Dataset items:
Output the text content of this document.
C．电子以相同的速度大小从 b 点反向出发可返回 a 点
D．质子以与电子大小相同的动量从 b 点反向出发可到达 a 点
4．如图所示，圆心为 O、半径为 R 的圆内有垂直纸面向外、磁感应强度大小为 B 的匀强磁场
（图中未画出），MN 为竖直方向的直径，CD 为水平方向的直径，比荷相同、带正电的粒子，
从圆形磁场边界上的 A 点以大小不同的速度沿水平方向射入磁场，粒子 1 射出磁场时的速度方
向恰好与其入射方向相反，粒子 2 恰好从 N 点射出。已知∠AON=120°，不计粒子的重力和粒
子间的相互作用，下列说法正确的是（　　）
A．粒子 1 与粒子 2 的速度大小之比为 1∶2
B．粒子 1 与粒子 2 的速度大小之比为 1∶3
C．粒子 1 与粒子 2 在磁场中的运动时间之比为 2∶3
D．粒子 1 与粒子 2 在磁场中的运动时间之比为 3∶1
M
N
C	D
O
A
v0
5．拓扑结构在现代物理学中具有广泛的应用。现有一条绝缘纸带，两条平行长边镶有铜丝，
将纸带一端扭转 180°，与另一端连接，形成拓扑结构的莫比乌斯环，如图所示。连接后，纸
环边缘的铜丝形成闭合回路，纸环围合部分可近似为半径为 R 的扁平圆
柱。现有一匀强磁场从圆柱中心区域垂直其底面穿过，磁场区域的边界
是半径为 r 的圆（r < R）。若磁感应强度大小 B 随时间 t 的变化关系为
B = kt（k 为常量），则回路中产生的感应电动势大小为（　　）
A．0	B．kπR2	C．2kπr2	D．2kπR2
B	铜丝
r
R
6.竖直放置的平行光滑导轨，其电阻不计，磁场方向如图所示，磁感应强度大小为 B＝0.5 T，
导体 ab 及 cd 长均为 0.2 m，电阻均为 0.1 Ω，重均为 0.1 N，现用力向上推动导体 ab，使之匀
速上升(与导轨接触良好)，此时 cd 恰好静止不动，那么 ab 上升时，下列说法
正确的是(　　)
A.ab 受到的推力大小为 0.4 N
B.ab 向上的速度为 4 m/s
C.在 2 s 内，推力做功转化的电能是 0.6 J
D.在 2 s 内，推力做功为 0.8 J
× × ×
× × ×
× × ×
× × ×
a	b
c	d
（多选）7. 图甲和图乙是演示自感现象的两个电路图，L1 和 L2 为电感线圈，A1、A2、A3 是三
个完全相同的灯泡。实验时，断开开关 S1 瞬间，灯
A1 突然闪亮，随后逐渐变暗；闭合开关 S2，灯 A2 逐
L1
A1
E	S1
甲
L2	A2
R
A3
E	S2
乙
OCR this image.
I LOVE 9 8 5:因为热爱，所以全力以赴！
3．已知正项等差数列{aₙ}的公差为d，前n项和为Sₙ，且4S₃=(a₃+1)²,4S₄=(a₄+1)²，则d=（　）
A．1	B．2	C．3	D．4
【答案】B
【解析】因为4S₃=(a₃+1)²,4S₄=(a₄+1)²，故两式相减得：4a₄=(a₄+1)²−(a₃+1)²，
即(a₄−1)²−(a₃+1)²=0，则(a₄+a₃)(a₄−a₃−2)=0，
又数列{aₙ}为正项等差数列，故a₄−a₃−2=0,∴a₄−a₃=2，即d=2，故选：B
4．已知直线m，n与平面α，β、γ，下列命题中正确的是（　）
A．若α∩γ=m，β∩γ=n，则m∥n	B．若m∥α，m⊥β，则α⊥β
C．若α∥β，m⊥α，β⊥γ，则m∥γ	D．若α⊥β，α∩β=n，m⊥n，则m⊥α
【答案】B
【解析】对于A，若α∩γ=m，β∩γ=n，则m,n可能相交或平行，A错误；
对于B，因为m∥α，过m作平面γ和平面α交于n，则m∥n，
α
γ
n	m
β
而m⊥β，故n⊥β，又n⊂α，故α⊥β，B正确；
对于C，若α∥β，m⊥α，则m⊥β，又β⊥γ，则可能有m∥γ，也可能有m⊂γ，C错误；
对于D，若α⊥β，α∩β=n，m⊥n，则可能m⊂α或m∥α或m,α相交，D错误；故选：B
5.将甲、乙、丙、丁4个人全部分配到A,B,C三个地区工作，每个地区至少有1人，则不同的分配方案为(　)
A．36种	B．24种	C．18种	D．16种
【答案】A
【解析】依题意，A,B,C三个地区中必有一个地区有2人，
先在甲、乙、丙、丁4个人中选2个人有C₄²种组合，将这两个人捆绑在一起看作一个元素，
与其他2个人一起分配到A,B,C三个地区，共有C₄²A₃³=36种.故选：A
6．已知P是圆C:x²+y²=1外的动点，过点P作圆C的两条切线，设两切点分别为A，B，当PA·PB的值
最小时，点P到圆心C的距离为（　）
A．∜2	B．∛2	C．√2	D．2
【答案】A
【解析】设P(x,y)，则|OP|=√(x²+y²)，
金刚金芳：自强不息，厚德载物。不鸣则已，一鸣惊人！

* [Brief]:
Output every record above exactly as it appears.

* [The answer]:
Output the text content of this document.
C．电子以相同的速度大小从 b 点反向出发可返回 a 点
D．质子以与电子大小相同的动量从 b 点反向出发可到达 a 点
4．如图所示，圆心为 O、半径为 R 的圆内有垂直纸面向外、磁感应强度大小为 B 的匀强磁场
（图中未画出），MN 为竖直方向的直径，CD 为水平方向的直径，比荷相同、带正电的粒子，
从圆形磁场边界上的 A 点以大小不同的速度沿水平方向射入磁场，粒子 1 射出磁场时的速度方
向恰好与其入射方向相反，粒子 2 恰好从 N 点射出。已知∠AON=120°，不计粒子的重力和粒
子间的相互作用，下列说法正确的是（　　）
A．粒子 1 与粒子 2 的速度大小之比为 1∶2
B．粒子 1 与粒子 2 的速度大小之比为 1∶3
C．粒子 1 与粒子 2 在磁场中的运动时间之比为 2∶3
D．粒子 1 与粒子 2 在磁场中的运动时间之比为 3∶1
M
N
C	D
O
A
v0
5．拓扑结构在现代物理学中具有广泛的应用。现有一条绝缘纸带，两条平行长边镶有铜丝，
将纸带一端扭转 180°，与另一端连接，形成拓扑结构的莫比乌斯环，如图所示。连接后，纸
环边缘的铜丝形成闭合回路，纸环围合部分可近似为半径为 R 的扁平圆
柱。现有一匀强磁场从圆柱中心区域垂直其底面穿过，磁场区域的边界
是半径为 r 的圆（r < R）。若磁感应强度大小 B 随时间 t 的变化关系为
B = kt（k 为常量），则回路中产生的感应电动势大小为（　　）
A．0	B．kπR2	C．2kπr2	D．2kπR2
B	铜丝
r
R
6.竖直放置的平行光滑导轨，其电阻不计，磁场方向如图所示，磁感应强度大小为 B＝0.5 T，
导体 ab 及 cd 长均为 0.2 m，电阻均为 0.1 Ω，重均为 0.1 N，现用力向上推动导体 ab，使之匀
速上升(与导轨接触良好)，此时 cd 恰好静止不动，那么 ab 上升时，下列说法
正确的是(　　)
A.ab 受到的推力大小为 0.4 N
B.ab 向上的速度为 4 m/s
C.在 2 s 内，推力做功转化的电能是 0.6 J
D.在 2 s 内，推力做功为 0.8 J
× × ×
× × ×
× × ×
× × ×
a	b
c	d
（多选）7. 图甲和图乙是演示自感现象的两个电路图，L1 和 L2 为电感线圈，A1、A2、A3 是三
个完全相同的灯泡。实验时，断开开关 S1 瞬间，灯
A1 突然闪亮，随后逐渐变暗；闭合开关 S2，灯 A2 逐
L1
A1
E	S1
甲
L2	A2
R
A3
E	S2
乙
OCR this image.
I LOVE 9 8 5:因为热爱，所以全力以赴！
3．已知正项等差数列{aₙ}的公差为d，前n项和为Sₙ，且4S₃=(a₃+1)²,4S₄=(a₄+1)²，则d=（　）
A．1	B．2	C．3	D．4
【答案】B
【解析】因为4S₃=(a₃+1)²,4S₄=(a₄+1)²，故两式相减得：4a₄=(a₄+1)²−(a₃+1)²，
即(a₄−1)²−(a₃+1)²=0，则(a₄+a₃)(a₄−a₃−2)=0，
又数列{aₙ}为正项等差数列，故a₄−a₃−2=0,∴a₄−a₃=2，即d=2，故选：B
4．已知直线m，n与平面α，β、γ，下列命题中正确的是（　）
A．若α∩γ=m，β∩γ=n，则m∥n	B．若m∥α，m⊥β，则α⊥β
C．若α∥β，m⊥α，β⊥γ，则m∥γ	D．若α⊥β，α∩β=n，m⊥n，则m⊥α
【答案】B
【解析】对于A，若α∩γ=m，β∩γ=n，则m,n可能相交或平行，A错误；
对于B，因为m∥α，过m作平面γ和平面α交于n，则m∥n，
α
γ
n	m
β
而m⊥β，故n⊥β，又n⊂α，故α⊥β，B正确；
对于C，若α∥β，m⊥α，则m⊥β，又β⊥γ，则可能有m∥γ，也可能有m⊂γ，C错误；
对于D，若α⊥β，α∩β=n，m⊥n，则可能m⊂α或m∥α或m,α相交，D错误；故选：B
5.将甲、乙、丙、丁4个人全部分配到A,B,C三个地区工作，每个地区至少有1人，则不同的分配方案为(　)
A．36种	B．24种	C．18种	D．16种
【答案】A
【解析】依题意，A,B,C三个地区中必有一个地区有2人，
先在甲、乙、丙、丁4个人中选2个人有C₄²种组合，将这两个人捆绑在一起看作一个元素，
与其他2个人一起分配到A,B,C三个地区，共有C₄²A₃³=36种.故选：A
6．已知P是圆C:x²+y²=1外的动点，过点P作圆C的两条切线，设两切点分别为A，B，当PA·PB的值
最小时，点P到圆心C的距离为（　）
A．∜2	B．∛2	C．√2	D．2
【答案】A
【解析】设P(x,y)，则|OP|=√(x²+y²)，
金刚金芳：自强不息，厚德载物。不鸣则已，一鸣惊人！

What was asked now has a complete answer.